**TASK DESCRIPTION:** Transcribe each line of the records below exactly, excluding any embedded images.

**DATA FOR THE TASK:**
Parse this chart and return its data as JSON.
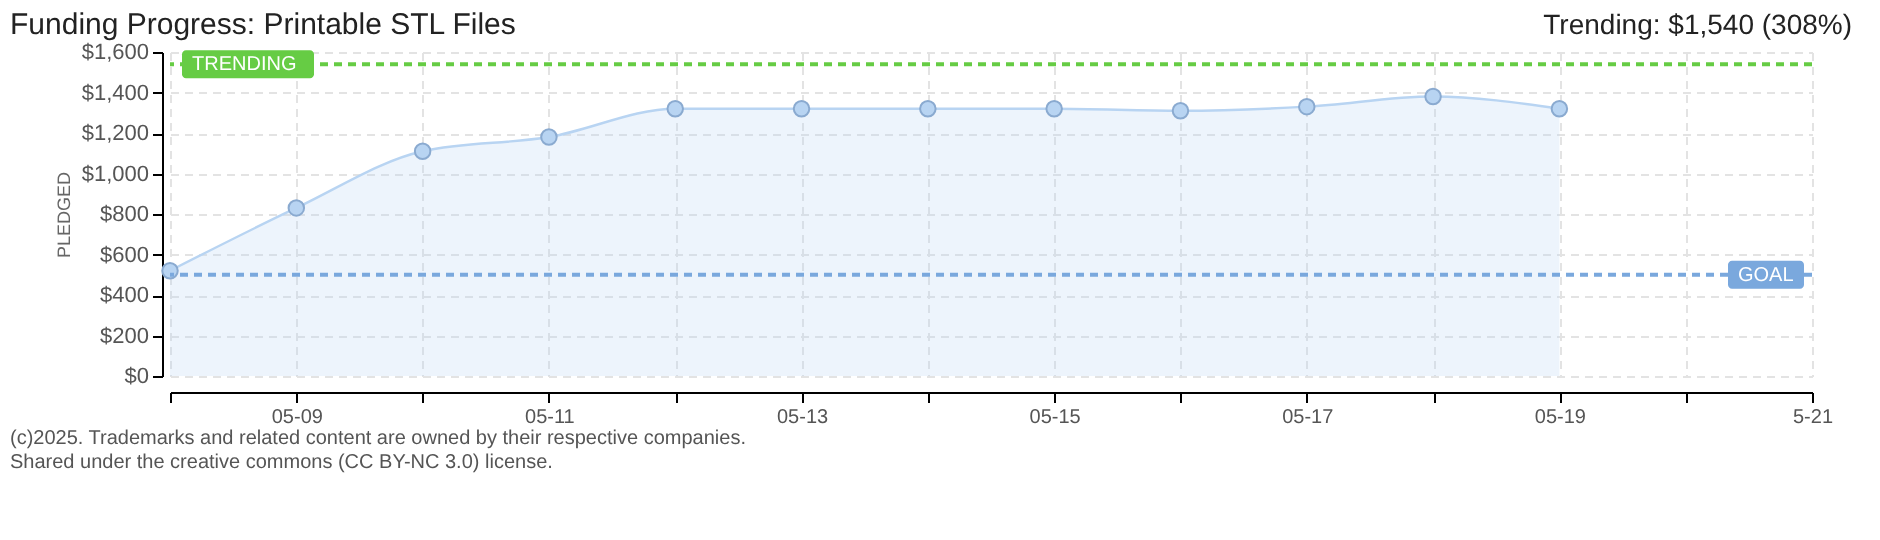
{
  "chart_data": {
    "type": "area",
    "title": "Funding Progress: Printable STL Files",
    "subtitle": "Trending: $1,540 (308%)",
    "ylabel": "PLEDGED",
    "x": [
      "--05-08",
      "--05-09",
      "--05-10",
      "--05-11",
      "--05-12",
      "--05-13",
      "--05-14",
      "--05-15",
      "--05-16",
      "--05-17",
      "--05-18",
      "--05-19"
    ],
    "series": [
      {
        "color": "#b8d4f2",
        "values": [
          520,
          830,
          1110,
          1180,
          1320,
          1320,
          1320,
          1320,
          1310,
          1330,
          1380,
          1320
        ]
      }
    ],
    "xlim": [
      "--05-08",
      "--05-21"
    ],
    "xticks": [
      {
        "value": "--05-08",
        "label": null
      },
      {
        "value": "--05-09",
        "label": "05-09"
      },
      {
        "value": "--05-10",
        "label": null
      },
      {
        "value": "--05-11",
        "label": "05-11"
      },
      {
        "value": "--05-12",
        "label": null
      },
      {
        "value": "--05-13",
        "label": "05-13"
      },
      {
        "value": "--05-14",
        "label": null
      },
      {
        "value": "--05-15",
        "label": "05-15"
      },
      {
        "value": "--05-16",
        "label": null
      },
      {
        "value": "--05-17",
        "label": "05-17"
      },
      {
        "value": "--05-18",
        "label": null
      },
      {
        "value": "--05-19",
        "label": "05-19"
      },
      {
        "value": "--05-20",
        "label": null
      },
      {
        "value": "--05-21",
        "label": "5-21"
      }
    ],
    "ylim": [
      0,
      1600
    ],
    "yticks": [
      {
        "value": 0,
        "label": "$0"
      },
      {
        "value": 200,
        "label": "$200"
      },
      {
        "value": 400,
        "label": "$400"
      },
      {
        "value": 600,
        "label": "$600"
      },
      {
        "value": 800,
        "label": "$800"
      },
      {
        "value": 1000,
        "label": "$1,000"
      },
      {
        "value": 1200,
        "label": "$1,200"
      },
      {
        "value": 1400,
        "label": "$1,400"
      },
      {
        "value": 1600,
        "label": "$1,600"
      }
    ],
    "ref_lines": [
      {
        "axis": "y",
        "value": 1540,
        "label": "TRENDING",
        "color": "#66cc44",
        "line_style": "dashed"
      },
      {
        "axis": "y",
        "value": 500,
        "label": "GOAL",
        "color": "#7aa8dd",
        "line_style": "dashed"
      }
    ],
    "annotations": [
      "(c)2025. Trademarks and related content are owned by their respective companies.",
      "Shared under the creative commons (CC BY-NC 3.0) license."
    ],
    "grid": true,
    "marker": "circle",
    "line_style": "solid"
  }
}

**SOLUTION TO THIS PROBLEM:**
Parse this chart and return its data as JSON.
{
  "chart_data": {
    "type": "area",
    "title": "Funding Progress: Printable STL Files",
    "subtitle": "Trending: $1,540 (308%)",
    "ylabel": "PLEDGED",
    "x": [
      "--05-08",
      "--05-09",
      "--05-10",
      "--05-11",
      "--05-12",
      "--05-13",
      "--05-14",
      "--05-15",
      "--05-16",
      "--05-17",
      "--05-18",
      "--05-19"
    ],
    "series": [
      {
        "color": "#b8d4f2",
        "values": [
          520,
          830,
          1110,
          1180,
          1320,
          1320,
          1320,
          1320,
          1310,
          1330,
          1380,
          1320
        ]
      }
    ],
    "xlim": [
      "--05-08",
      "--05-21"
    ],
    "xticks": [
      {
        "value": "--05-08",
        "label": null
      },
      {
        "value": "--05-09",
        "label": "05-09"
      },
      {
        "value": "--05-10",
        "label": null
      },
      {
        "value": "--05-11",
        "label": "05-11"
      },
      {
        "value": "--05-12",
        "label": null
      },
      {
        "value": "--05-13",
        "label": "05-13"
      },
      {
        "value": "--05-14",
        "label": null
      },
      {
        "value": "--05-15",
        "label": "05-15"
      },
      {
        "value": "--05-16",
        "label": null
      },
      {
        "value": "--05-17",
        "label": "05-17"
      },
      {
        "value": "--05-18",
        "label": null
      },
      {
        "value": "--05-19",
        "label": "05-19"
      },
      {
        "value": "--05-20",
        "label": null
      },
      {
        "value": "--05-21",
        "label": "5-21"
      }
    ],
    "ylim": [
      0,
      1600
    ],
    "yticks": [
      {
        "value": 0,
        "label": "$0"
      },
      {
        "value": 200,
        "label": "$200"
      },
      {
        "value": 400,
        "label": "$400"
      },
      {
        "value": 600,
        "label": "$600"
      },
      {
        "value": 800,
        "label": "$800"
      },
      {
        "value": 1000,
        "label": "$1,000"
      },
      {
        "value": 1200,
        "label": "$1,200"
      },
      {
        "value": 1400,
        "label": "$1,400"
      },
      {
        "value": 1600,
        "label": "$1,600"
      }
    ],
    "ref_lines": [
      {
        "axis": "y",
        "value": 1540,
        "label": "TRENDING",
        "color": "#66cc44",
        "line_style": "dashed"
      },
      {
        "axis": "y",
        "value": 500,
        "label": "GOAL",
        "color": "#7aa8dd",
        "line_style": "dashed"
      }
    ],
    "annotations": [
      "(c)2025. Trademarks and related content are owned by their respective companies.",
      "Shared under the creative commons (CC BY-NC 3.0) license."
    ],
    "grid": true,
    "marker": "circle",
    "line_style": "solid"
  }
}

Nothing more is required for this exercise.